The task: Repeat the material exactly, every line of it.

Recorded data:

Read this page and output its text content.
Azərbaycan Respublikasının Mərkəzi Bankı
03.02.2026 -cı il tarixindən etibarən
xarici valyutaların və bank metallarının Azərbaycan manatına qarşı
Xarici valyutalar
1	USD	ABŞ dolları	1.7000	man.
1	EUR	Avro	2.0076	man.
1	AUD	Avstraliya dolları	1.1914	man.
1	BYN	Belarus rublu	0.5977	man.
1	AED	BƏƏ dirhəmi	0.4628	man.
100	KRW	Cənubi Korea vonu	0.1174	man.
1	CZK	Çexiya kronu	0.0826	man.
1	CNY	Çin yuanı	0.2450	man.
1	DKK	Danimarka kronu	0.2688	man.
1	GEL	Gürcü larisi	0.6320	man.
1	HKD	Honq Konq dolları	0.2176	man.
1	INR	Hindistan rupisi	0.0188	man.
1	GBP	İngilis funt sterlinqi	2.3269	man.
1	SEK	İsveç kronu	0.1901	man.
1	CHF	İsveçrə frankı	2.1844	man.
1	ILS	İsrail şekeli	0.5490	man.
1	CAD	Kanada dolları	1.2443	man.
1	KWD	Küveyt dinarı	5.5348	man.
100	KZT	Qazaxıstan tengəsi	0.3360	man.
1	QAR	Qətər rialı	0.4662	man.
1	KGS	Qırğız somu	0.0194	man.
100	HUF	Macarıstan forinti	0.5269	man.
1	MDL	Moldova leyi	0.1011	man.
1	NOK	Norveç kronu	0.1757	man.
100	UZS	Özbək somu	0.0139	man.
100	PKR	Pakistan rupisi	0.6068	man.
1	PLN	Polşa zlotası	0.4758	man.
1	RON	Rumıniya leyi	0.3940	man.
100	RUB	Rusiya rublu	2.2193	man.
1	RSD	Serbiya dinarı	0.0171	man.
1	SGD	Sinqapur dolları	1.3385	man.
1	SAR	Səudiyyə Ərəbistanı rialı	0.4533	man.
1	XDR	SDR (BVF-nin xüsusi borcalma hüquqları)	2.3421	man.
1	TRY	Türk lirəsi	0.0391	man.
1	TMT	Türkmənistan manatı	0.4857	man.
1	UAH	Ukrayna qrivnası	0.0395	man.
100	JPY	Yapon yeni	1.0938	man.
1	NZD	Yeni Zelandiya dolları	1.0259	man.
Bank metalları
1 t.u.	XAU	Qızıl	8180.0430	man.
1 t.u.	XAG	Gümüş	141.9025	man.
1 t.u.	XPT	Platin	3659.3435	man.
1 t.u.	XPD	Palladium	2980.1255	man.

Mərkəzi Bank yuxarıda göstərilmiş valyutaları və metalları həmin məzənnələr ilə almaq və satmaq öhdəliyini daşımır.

Exercise output:
Read this page and output its text content.
Azərbaycan Respublikasının Mərkəzi Bankı
03.02.2026 -cı il tarixindən etibarən
xarici valyutaların və bank metallarının Azərbaycan manatına qarşı
Xarici valyutalar
1	USD	ABŞ dolları	1.7000	man.
1	EUR	Avro	2.0076	man.
1	AUD	Avstraliya dolları	1.1914	man.
1	BYN	Belarus rublu	0.5977	man.
1	AED	BƏƏ dirhəmi	0.4628	man.
100	KRW	Cənubi Korea vonu	0.1174	man.
1	CZK	Çexiya kronu	0.0826	man.
1	CNY	Çin yuanı	0.2450	man.
1	DKK	Danimarka kronu	0.2688	man.
1	GEL	Gürcü larisi	0.6320	man.
1	HKD	Honq Konq dolları	0.2176	man.
1	INR	Hindistan rupisi	0.0188	man.
1	GBP	İngilis funt sterlinqi	2.3269	man.
1	SEK	İsveç kronu	0.1901	man.
1	CHF	İsveçrə frankı	2.1844	man.
1	ILS	İsrail şekeli	0.5490	man.
1	CAD	Kanada dolları	1.2443	man.
1	KWD	Küveyt dinarı	5.5348	man.
100	KZT	Qazaxıstan tengəsi	0.3360	man.
1	QAR	Qətər rialı	0.4662	man.
1	KGS	Qırğız somu	0.0194	man.
100	HUF	Macarıstan forinti	0.5269	man.
1	MDL	Moldova leyi	0.1011	man.
1	NOK	Norveç kronu	0.1757	man.
100	UZS	Özbək somu	0.0139	man.
100	PKR	Pakistan rupisi	0.6068	man.
1	PLN	Polşa zlotası	0.4758	man.
1	RON	Rumıniya leyi	0.3940	man.
100	RUB	Rusiya rublu	2.2193	man.
1	RSD	Serbiya dinarı	0.0171	man.
1	SGD	Sinqapur dolları	1.3385	man.
1	SAR	Səudiyyə Ərəbistanı rialı	0.4533	man.
1	XDR	SDR (BVF-nin xüsusi borcalma hüquqları)	2.3421	man.
1	TRY	Türk lirəsi	0.0391	man.
1	TMT	Türkmənistan manatı	0.4857	man.
1	UAH	Ukrayna qrivnası	0.0395	man.
100	JPY	Yapon yeni	1.0938	man.
1	NZD	Yeni Zelandiya dolları	1.0259	man.
Bank metalları
1 t.u.	XAU	Qızıl	8180.0430	man.
1 t.u.	XAG	Gümüş	141.9025	man.
1 t.u.	XPT	Platin	3659.3435	man.
1 t.u.	XPD	Palladium	2980.1255	man.

Mərkəzi Bank yuxarıda göstərilmiş valyutaları və metalları həmin məzənnələr ilə almaq və satmaq öhdəliyini daşımır.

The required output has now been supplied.